* BEGIN Data shown *

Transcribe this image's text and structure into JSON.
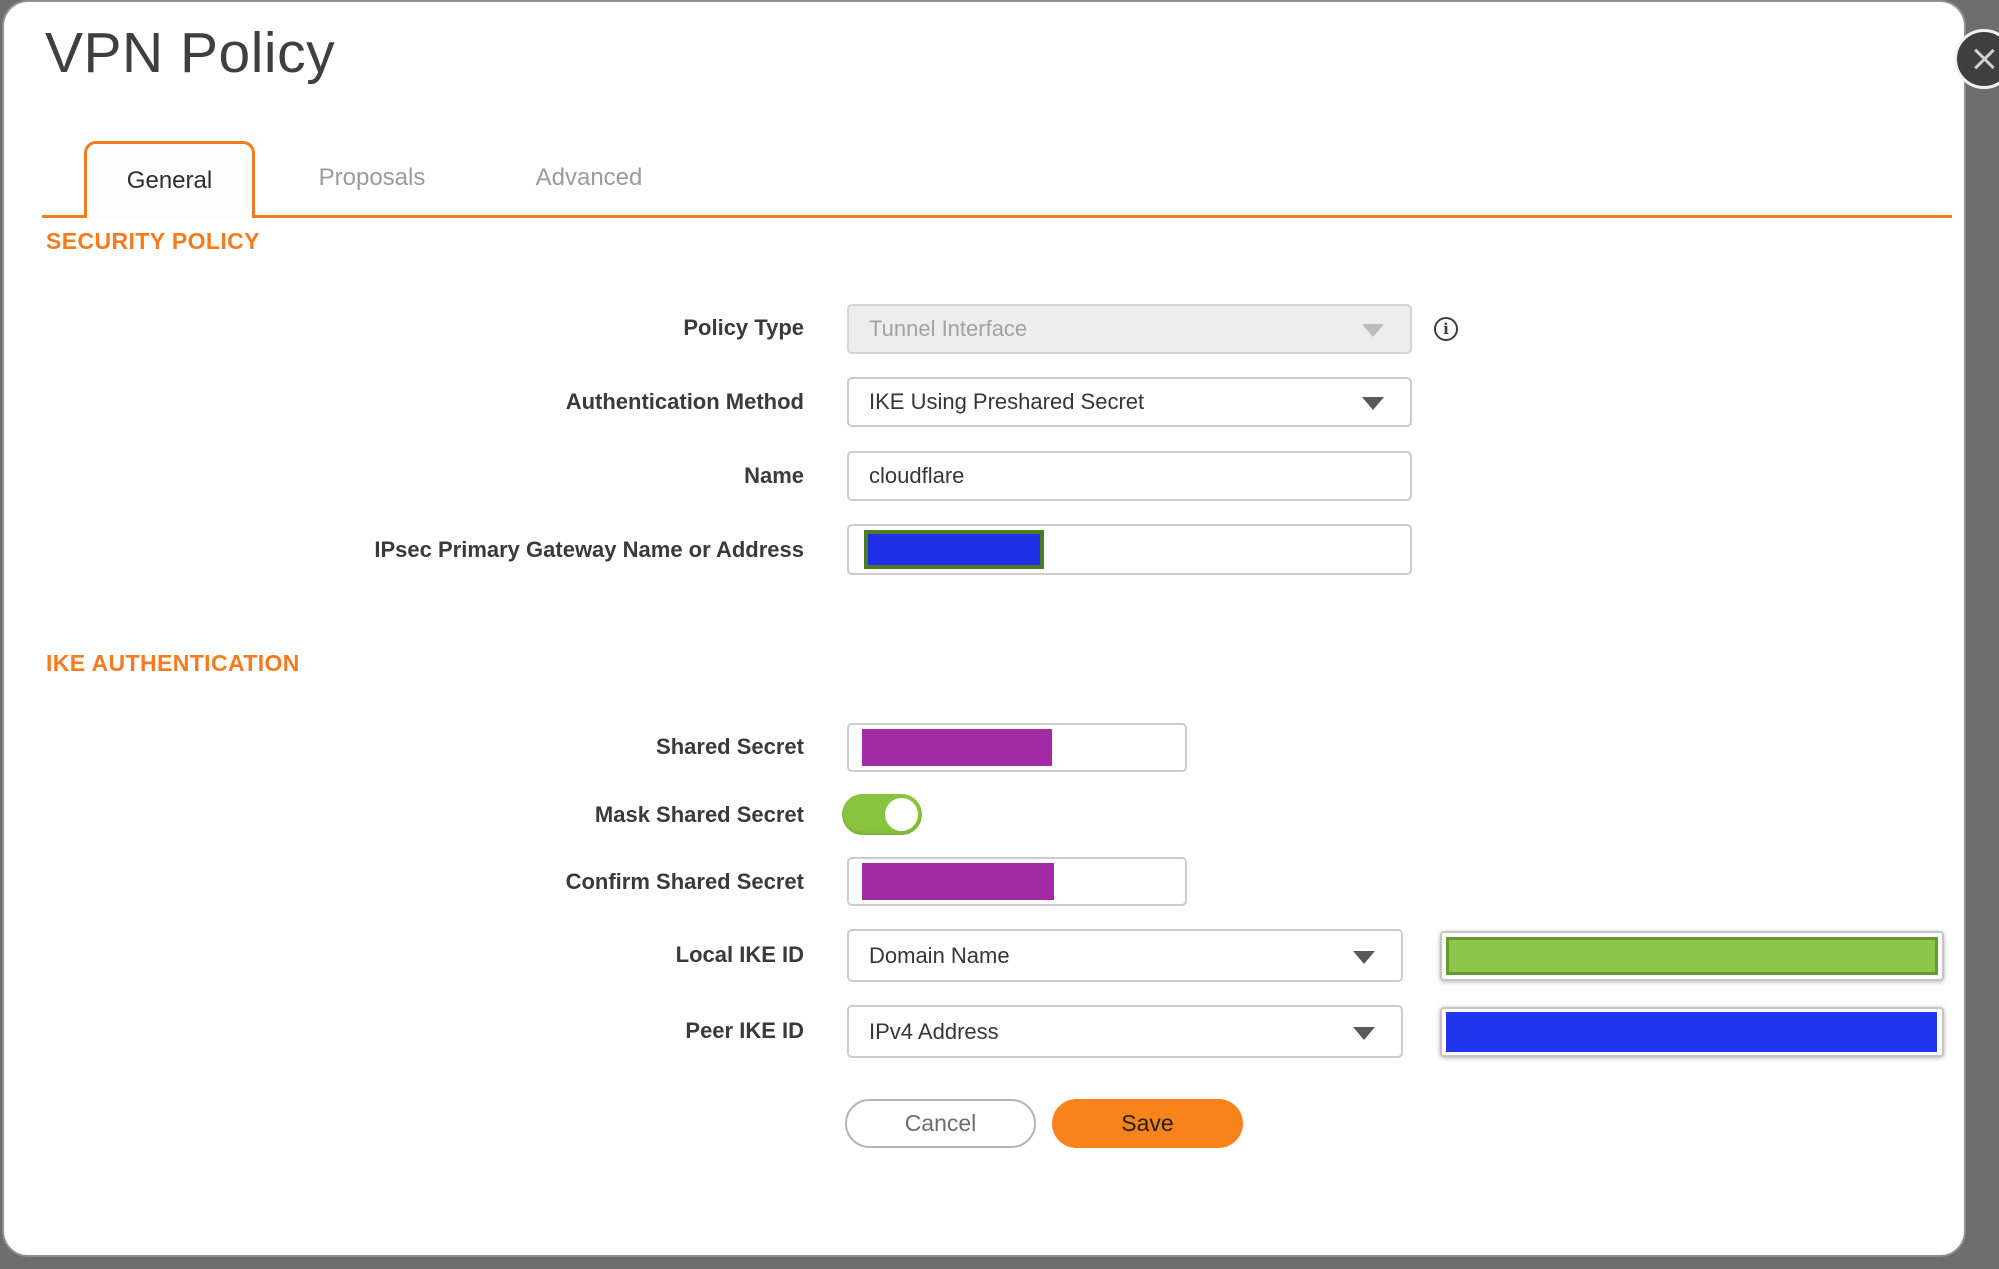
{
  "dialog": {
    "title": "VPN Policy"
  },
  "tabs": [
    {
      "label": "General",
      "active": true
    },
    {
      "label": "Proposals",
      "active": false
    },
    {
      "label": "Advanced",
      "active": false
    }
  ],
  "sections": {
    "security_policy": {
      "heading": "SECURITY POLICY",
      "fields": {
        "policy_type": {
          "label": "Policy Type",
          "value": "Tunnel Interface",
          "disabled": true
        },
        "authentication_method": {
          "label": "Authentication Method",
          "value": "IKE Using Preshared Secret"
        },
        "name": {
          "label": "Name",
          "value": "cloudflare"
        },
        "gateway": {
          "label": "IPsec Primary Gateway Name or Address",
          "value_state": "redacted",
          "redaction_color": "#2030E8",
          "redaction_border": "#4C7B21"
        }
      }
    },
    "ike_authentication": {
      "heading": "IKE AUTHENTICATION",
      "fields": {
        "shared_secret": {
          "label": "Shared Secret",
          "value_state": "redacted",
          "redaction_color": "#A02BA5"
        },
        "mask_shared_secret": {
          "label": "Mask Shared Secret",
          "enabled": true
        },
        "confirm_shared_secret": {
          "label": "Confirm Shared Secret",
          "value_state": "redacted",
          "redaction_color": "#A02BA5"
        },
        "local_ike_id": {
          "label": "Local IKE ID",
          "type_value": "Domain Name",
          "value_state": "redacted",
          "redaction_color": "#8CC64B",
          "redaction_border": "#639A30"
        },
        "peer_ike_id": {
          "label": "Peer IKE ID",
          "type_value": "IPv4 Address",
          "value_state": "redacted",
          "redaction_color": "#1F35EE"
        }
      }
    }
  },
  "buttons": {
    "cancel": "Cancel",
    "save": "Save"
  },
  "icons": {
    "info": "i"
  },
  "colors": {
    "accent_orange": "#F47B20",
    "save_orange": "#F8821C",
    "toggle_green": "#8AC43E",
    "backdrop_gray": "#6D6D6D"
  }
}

* END Data shown *

| Problem to solve |
The records above need to be restated word for word, with the pictures left out.

| Solution to this problem |
Transcribe this image's text and structure into JSON.
{
  "dialog": {
    "title": "VPN Policy"
  },
  "tabs": [
    {
      "label": "General",
      "active": true
    },
    {
      "label": "Proposals",
      "active": false
    },
    {
      "label": "Advanced",
      "active": false
    }
  ],
  "sections": {
    "security_policy": {
      "heading": "SECURITY POLICY",
      "fields": {
        "policy_type": {
          "label": "Policy Type",
          "value": "Tunnel Interface",
          "disabled": true
        },
        "authentication_method": {
          "label": "Authentication Method",
          "value": "IKE Using Preshared Secret"
        },
        "name": {
          "label": "Name",
          "value": "cloudflare"
        },
        "gateway": {
          "label": "IPsec Primary Gateway Name or Address",
          "value_state": "redacted",
          "redaction_color": "#2030E8",
          "redaction_border": "#4C7B21"
        }
      }
    },
    "ike_authentication": {
      "heading": "IKE AUTHENTICATION",
      "fields": {
        "shared_secret": {
          "label": "Shared Secret",
          "value_state": "redacted",
          "redaction_color": "#A02BA5"
        },
        "mask_shared_secret": {
          "label": "Mask Shared Secret",
          "enabled": true
        },
        "confirm_shared_secret": {
          "label": "Confirm Shared Secret",
          "value_state": "redacted",
          "redaction_color": "#A02BA5"
        },
        "local_ike_id": {
          "label": "Local IKE ID",
          "type_value": "Domain Name",
          "value_state": "redacted",
          "redaction_color": "#8CC64B",
          "redaction_border": "#639A30"
        },
        "peer_ike_id": {
          "label": "Peer IKE ID",
          "type_value": "IPv4 Address",
          "value_state": "redacted",
          "redaction_color": "#1F35EE"
        }
      }
    }
  },
  "buttons": {
    "cancel": "Cancel",
    "save": "Save"
  },
  "icons": {
    "info": "i"
  },
  "colors": {
    "accent_orange": "#F47B20",
    "save_orange": "#F8821C",
    "toggle_green": "#8AC43E",
    "backdrop_gray": "#6D6D6D"
  }
}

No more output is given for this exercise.